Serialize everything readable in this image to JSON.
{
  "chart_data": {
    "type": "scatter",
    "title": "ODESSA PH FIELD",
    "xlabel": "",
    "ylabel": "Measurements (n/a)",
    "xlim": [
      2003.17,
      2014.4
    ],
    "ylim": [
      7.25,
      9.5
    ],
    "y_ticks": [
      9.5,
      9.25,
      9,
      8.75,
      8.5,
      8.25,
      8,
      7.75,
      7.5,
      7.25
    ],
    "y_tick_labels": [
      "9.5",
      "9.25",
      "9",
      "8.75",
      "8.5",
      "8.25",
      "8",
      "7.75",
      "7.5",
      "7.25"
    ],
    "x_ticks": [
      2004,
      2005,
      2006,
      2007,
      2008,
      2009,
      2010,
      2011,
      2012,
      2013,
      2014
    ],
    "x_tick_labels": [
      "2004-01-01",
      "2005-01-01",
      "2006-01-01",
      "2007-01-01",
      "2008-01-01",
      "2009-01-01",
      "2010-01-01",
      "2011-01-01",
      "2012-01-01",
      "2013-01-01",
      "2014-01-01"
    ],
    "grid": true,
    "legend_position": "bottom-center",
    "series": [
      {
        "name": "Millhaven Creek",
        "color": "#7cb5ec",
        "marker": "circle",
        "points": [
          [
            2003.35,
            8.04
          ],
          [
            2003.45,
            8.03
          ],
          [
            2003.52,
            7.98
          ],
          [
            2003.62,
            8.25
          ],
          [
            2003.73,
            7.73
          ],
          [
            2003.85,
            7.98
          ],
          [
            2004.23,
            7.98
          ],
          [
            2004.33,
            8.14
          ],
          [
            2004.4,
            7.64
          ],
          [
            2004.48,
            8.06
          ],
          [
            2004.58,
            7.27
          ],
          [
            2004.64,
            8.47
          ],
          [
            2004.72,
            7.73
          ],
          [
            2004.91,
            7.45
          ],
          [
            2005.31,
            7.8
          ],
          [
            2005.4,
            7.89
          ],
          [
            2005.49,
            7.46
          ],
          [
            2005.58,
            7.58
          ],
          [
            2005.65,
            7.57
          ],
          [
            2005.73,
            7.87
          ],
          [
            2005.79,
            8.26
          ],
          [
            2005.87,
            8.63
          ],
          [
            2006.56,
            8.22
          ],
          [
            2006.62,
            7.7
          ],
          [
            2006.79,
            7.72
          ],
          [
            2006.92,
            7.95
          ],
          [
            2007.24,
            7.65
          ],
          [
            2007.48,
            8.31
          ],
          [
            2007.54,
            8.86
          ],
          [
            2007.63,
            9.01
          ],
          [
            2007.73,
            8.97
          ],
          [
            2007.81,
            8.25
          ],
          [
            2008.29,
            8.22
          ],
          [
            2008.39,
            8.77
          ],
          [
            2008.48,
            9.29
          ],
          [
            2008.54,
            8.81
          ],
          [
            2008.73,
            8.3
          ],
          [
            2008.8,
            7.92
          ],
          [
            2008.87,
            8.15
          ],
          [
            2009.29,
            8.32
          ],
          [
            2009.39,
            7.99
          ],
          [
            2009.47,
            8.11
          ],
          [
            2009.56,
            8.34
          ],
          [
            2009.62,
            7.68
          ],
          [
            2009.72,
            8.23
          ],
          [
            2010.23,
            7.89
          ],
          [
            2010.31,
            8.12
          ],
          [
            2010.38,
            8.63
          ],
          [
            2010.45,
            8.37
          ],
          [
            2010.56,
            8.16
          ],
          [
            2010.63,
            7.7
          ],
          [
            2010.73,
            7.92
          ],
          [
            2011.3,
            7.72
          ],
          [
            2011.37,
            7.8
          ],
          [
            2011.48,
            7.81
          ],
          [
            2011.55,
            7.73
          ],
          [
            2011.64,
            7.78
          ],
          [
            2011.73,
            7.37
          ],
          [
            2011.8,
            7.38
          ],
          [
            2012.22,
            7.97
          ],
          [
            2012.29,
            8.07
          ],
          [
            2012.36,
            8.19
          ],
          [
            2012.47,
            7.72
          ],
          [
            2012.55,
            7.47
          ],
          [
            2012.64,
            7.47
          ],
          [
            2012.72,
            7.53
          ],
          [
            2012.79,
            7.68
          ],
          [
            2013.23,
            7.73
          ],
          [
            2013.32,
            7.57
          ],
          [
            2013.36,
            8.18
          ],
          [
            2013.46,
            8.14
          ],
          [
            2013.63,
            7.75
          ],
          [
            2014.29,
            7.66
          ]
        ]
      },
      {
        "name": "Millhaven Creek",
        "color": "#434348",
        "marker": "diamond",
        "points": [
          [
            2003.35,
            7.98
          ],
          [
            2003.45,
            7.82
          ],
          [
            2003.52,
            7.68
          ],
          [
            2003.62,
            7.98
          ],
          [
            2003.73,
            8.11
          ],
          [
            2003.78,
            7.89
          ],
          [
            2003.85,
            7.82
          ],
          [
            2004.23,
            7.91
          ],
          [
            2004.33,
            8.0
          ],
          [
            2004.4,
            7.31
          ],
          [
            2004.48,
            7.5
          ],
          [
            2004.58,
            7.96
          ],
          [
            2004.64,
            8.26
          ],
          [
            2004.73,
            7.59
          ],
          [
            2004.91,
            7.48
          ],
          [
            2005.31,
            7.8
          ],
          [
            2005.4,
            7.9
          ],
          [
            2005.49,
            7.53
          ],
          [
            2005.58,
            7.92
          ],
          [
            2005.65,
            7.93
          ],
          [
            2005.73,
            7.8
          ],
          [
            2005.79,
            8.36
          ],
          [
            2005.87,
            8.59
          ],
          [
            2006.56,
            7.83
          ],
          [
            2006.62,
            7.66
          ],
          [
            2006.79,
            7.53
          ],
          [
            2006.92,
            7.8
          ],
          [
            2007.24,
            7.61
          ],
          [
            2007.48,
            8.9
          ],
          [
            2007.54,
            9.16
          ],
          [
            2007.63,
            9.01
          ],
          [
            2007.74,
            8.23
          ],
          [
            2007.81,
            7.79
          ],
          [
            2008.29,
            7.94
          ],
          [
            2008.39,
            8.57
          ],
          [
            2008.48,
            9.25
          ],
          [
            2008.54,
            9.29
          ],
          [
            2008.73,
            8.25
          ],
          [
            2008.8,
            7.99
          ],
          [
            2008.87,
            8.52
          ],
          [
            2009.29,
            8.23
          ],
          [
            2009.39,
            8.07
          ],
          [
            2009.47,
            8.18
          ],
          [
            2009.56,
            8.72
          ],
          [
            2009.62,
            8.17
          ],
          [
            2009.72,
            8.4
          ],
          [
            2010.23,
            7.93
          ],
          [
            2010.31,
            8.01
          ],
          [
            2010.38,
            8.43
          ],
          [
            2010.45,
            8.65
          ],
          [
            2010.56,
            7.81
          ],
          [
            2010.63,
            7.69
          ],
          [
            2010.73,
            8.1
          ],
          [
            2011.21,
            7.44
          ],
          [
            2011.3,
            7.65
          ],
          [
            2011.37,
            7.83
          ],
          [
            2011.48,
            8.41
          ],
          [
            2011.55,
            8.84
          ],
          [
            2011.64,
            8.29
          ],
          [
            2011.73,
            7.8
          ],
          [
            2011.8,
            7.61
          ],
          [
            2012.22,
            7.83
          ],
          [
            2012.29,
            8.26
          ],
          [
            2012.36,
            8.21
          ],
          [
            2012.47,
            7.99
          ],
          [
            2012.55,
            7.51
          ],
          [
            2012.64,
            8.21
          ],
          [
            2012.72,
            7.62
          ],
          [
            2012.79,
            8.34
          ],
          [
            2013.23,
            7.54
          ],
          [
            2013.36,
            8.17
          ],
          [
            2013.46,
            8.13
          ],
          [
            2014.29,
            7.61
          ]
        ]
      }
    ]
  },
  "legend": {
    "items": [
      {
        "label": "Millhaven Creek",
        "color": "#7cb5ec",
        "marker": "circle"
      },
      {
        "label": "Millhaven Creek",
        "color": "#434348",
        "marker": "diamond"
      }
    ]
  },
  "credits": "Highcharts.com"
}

Work required ▸
Check every line of the data above for the string "marker", and copy those that have it.

Task solution ▸
        "marker": "circle",
        "marker": "diamond",
        "marker": "circle"
        "marker": "diamond"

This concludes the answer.